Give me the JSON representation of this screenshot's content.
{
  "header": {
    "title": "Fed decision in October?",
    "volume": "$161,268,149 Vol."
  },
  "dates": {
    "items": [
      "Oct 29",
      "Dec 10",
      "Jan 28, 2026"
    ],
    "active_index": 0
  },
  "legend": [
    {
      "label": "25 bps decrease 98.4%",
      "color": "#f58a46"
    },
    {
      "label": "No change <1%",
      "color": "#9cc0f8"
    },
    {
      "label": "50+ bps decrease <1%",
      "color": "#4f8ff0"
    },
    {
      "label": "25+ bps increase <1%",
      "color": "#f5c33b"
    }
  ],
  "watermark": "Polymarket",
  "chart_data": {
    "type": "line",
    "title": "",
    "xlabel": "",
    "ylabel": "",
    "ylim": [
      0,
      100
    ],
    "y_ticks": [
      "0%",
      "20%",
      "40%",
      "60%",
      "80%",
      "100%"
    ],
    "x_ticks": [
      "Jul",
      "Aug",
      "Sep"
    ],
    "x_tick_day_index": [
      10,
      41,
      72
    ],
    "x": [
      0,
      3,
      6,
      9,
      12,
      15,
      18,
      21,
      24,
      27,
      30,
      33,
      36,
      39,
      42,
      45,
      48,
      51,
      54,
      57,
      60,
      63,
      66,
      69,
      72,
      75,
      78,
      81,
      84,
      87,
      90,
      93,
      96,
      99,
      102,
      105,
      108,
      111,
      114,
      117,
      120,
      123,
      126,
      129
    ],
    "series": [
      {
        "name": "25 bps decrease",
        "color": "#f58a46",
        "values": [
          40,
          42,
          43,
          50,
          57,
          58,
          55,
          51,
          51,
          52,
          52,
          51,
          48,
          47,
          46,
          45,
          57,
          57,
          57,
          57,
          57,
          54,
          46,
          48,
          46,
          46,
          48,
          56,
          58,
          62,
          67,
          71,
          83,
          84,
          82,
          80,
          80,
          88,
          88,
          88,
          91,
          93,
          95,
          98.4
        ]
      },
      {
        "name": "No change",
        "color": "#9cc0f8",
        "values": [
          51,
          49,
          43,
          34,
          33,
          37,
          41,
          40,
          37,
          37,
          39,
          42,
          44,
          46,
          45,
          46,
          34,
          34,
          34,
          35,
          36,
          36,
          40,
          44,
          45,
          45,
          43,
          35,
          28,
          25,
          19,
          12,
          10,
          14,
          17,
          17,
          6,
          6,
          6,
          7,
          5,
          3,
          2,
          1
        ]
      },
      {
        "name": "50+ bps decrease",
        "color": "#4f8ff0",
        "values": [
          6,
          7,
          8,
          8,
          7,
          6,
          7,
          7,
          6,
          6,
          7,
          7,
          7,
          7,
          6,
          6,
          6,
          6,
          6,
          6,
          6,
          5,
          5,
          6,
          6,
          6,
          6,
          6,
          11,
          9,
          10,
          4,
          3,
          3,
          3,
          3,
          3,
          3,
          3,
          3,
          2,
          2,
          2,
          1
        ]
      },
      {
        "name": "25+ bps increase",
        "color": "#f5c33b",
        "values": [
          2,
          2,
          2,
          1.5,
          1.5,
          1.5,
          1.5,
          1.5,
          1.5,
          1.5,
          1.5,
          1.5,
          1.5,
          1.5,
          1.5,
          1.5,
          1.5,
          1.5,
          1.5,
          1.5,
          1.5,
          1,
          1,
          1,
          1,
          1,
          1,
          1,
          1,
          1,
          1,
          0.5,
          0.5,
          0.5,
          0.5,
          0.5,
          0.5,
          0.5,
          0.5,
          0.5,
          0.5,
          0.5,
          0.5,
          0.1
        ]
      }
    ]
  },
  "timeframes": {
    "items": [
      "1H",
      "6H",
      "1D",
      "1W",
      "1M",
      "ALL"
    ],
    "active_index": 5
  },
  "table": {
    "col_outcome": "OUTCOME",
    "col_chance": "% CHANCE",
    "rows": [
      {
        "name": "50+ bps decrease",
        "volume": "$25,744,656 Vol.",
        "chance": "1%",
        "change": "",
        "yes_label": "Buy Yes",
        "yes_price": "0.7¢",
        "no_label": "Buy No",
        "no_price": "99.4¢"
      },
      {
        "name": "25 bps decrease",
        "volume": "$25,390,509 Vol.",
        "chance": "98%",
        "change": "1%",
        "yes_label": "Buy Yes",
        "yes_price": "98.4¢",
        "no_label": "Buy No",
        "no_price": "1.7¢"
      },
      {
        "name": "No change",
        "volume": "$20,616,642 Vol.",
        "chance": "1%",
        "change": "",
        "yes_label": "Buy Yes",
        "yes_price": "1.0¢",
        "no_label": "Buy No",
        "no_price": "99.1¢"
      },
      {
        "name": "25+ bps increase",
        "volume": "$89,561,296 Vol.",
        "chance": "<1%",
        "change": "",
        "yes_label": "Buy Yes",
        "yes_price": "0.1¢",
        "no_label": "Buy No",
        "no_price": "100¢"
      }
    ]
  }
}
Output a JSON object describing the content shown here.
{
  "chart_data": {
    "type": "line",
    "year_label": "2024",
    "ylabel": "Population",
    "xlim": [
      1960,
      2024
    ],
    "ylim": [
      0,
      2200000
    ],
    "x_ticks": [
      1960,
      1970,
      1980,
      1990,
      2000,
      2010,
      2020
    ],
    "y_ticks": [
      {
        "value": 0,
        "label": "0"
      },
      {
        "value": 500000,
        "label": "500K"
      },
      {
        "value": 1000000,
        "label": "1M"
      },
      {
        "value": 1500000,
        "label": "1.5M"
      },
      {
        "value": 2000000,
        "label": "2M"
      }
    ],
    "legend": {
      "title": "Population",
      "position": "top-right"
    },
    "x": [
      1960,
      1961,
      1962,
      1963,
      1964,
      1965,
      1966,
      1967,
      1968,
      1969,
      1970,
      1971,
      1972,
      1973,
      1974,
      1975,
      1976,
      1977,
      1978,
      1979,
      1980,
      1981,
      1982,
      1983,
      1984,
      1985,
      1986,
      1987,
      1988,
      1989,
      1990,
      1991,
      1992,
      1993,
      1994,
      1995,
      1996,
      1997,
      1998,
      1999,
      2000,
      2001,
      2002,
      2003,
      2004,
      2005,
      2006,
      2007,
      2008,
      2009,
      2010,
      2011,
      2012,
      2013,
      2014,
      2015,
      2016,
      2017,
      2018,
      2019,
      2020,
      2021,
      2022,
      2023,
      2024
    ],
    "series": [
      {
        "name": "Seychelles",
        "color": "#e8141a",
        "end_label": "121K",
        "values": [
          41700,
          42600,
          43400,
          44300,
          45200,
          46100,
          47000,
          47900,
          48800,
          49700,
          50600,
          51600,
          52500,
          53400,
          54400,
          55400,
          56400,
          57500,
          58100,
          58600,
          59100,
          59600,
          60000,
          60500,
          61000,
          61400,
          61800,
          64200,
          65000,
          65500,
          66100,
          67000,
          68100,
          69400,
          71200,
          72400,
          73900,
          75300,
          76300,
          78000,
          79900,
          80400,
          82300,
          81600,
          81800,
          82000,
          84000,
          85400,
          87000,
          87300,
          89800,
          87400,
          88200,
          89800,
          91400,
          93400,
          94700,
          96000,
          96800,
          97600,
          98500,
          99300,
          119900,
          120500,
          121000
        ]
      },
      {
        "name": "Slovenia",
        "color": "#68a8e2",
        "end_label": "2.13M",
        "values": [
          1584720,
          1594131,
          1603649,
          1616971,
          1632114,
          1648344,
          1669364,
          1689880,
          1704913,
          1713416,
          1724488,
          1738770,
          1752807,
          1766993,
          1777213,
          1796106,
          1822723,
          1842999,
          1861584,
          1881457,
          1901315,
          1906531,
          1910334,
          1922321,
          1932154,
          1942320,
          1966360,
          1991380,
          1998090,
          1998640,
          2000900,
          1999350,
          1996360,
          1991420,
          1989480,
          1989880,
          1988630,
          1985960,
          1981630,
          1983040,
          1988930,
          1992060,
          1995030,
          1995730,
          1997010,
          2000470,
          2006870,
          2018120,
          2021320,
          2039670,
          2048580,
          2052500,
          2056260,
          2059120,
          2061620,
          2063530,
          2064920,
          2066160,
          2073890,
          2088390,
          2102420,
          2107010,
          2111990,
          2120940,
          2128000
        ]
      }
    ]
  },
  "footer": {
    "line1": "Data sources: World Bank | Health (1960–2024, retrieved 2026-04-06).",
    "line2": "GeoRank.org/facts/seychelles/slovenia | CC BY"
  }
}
——————
Instruction ▸
Above are some records. Report the number of their lines that include "color", and add nothing else.

Written reply ▸
10